***** ТЕКСТ ДОКУМЕНТА *****

Потом я останавливал взгляд на какой-нибудь настольной игре и говорил: «М-мм, как насчет “Операции”?» «Да!» – со смехом восклицала она. Тина направляла ход игры. Я постепенно приучал ее к новым концепциям, таким, как ожидание и размышление перед следующим действием. Иногда она спонтанно делилась со мной какими-то фактами, надеждами или опасениями. Я задавал уточняющие вопросы, а потом мы оба возвращались к игре. Так, неделя за неделей, я постепенно узнавал Тину.
Позже той осенью Тина несколько недель подряд приезжала ко мне с опозданием. Поскольку на занятия был отведен только один час, иногда это означало, что наши сеансы терапии продолжались не более двадцати минут. Я допустил ошибку, упомянув об этом в разговоре с доктором Стайном о состоянии пациентки. Он приподнял брови и разочарованно посмотрел на меня.
– Как вы думаете, что происходит?
– Точно не знаю. Думаю, ее мать так перегружена делами, что не успевает вовремя.
– Это нужно истолковать как сопротивление терапии.
– Ах вот как…
Что он имеет в виду, черт побери? Намекает на то, что Тина не хочет приходить на занятия и каким-то образом заставляет свою мать опаздывать на сеансы?

***** ПРЕДОСТАВЛЕННЫЕ ДАННЫЕ *****

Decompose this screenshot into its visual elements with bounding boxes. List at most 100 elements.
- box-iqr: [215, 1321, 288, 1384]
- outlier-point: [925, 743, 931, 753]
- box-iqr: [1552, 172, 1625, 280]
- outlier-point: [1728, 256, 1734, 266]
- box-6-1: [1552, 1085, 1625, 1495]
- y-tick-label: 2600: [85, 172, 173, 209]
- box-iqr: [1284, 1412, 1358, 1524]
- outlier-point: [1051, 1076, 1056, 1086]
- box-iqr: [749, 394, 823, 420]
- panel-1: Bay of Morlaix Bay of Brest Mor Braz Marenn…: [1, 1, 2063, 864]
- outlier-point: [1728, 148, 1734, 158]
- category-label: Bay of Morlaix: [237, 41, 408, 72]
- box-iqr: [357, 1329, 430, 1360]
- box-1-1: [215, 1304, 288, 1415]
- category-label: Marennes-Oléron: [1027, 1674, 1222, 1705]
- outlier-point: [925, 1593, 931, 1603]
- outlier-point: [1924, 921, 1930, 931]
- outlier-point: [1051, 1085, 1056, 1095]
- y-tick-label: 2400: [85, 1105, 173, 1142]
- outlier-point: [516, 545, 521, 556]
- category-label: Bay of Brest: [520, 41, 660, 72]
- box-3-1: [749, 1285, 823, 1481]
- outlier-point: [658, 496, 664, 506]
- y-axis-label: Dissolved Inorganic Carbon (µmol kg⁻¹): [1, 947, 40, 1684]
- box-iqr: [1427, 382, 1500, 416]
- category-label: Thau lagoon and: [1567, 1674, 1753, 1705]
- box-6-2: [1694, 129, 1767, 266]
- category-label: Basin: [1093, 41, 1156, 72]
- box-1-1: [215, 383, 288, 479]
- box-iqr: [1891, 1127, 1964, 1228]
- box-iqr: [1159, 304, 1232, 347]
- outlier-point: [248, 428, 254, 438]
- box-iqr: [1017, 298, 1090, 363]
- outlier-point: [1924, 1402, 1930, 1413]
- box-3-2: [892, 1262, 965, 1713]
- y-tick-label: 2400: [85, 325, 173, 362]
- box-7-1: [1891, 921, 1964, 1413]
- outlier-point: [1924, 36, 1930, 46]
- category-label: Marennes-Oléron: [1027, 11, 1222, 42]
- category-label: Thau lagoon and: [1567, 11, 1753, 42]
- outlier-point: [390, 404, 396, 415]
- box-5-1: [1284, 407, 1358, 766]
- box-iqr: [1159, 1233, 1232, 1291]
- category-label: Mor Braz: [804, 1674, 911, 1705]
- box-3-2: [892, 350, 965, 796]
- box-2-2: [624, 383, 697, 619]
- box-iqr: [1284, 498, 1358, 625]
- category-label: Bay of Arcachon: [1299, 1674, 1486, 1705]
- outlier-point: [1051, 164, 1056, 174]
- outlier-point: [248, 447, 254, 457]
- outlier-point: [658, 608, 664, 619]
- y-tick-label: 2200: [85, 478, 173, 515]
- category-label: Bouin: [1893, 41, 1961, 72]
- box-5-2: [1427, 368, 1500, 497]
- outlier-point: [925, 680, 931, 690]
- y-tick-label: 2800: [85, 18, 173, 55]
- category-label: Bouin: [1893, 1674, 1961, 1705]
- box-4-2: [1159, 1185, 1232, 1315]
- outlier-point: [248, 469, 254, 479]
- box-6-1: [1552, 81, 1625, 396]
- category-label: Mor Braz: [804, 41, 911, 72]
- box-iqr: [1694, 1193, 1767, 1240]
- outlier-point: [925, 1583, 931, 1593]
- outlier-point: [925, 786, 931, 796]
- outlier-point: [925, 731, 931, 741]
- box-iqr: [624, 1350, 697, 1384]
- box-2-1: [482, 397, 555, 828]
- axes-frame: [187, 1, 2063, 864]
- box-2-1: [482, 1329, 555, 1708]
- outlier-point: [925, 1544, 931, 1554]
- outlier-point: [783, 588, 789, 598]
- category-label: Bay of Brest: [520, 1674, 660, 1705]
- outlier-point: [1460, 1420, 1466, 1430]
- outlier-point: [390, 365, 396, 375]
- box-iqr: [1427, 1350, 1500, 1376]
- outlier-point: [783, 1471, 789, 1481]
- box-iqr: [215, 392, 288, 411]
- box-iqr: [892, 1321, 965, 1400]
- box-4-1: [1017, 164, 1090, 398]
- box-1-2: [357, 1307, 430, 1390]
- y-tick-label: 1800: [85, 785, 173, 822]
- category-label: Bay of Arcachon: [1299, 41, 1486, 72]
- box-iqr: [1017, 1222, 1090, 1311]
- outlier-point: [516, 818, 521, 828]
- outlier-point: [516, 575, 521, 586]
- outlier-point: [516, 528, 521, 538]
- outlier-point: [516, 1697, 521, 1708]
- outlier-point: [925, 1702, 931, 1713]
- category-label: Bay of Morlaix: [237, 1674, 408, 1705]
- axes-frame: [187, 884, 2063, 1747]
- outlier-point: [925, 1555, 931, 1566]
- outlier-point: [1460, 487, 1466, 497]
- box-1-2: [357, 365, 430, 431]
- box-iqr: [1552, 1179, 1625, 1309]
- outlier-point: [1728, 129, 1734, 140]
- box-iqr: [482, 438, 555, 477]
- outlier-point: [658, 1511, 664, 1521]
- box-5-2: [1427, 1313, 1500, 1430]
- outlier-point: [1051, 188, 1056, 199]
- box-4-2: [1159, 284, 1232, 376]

*****

_ПОРЯДОК РАБОТЫ A_
Выпишите все реплики прямой речи из отрывка о Тине в том порядке, в каком они там идут.
_ПОРЯДОК РАБОТЫ B_
Ответьте на вопросы по отрывку о Тине:
(i) Какую настольную игру предлагает рассказчик?
(ii) Сколько иногда длились сеансы, когда Тина опаздывала?
(iii) Как, по словам доктора Стайна, нужно истолковать опоздания?
_ПОРЯДОК РАБОТЫ C_
Продолжите, пожалуйста, отрывок о Тине с того места, где он заканчивается.

_ИТОГОВЫЙ ОТВЕТ A_
1. «М-мм, как насчет “Операции”?»
2. «Да!»
3. – Как вы думаете, что происходит?
4. – Точно не знаю. Думаю, ее мать так перегружена делами, что не успевает вовремя.
5. – Это нужно истолковать как сопротивление терапии.
6. – Ах вот как…

_ИТОГОВЫЙ ОТВЕТ B_
(i) «Операция».
(ii) Не более двадцати минут.
(iii) Как сопротивление терапии.

_ИТОГОВЫЙ ОТВЕТ C_
– Вы имеете в виду сопротивление Тины или ее матери? – спросил я.
– Эта мать оставила своих детей на попечении у насильника, – заявил он. – Возможно, теперь ее возмущает, что дочь пользуется вашим вниманием и заботой. Возможно, она хочет, чтобы психика ребенка оставалась травмированной.
– Ох, вот оно как, – пробормотал я, не зная, что и думать. Я знал, что психоаналитики часто интерпретируют опоздание на терапию как признак «сопротивления переменам», но это казалось абсурдным, особенно в данном случае. Такое заявление не подразумевало неудачного стечения обстоятельств и исключительно обвиняло мать Тины, которая, – насколько я мог видеть, – делала все возможное ради того, чтобы помочь своему ребенку. Было ясно, что ей трудно приезжать в клинику. Она добиралась до медицинского центра на трех автобусах, которые часто приезжали с опозданием в суровую чикагскую зиму. Ей не с кем было оставить детей, поэтому приходилось привозить их всех с собой. Иногда Саре приходилось занимать деньги, чтобы заплатить за проезд на автобусе. Мне казалось, что она делает все возможное, находясь в крайне затруднительном положении.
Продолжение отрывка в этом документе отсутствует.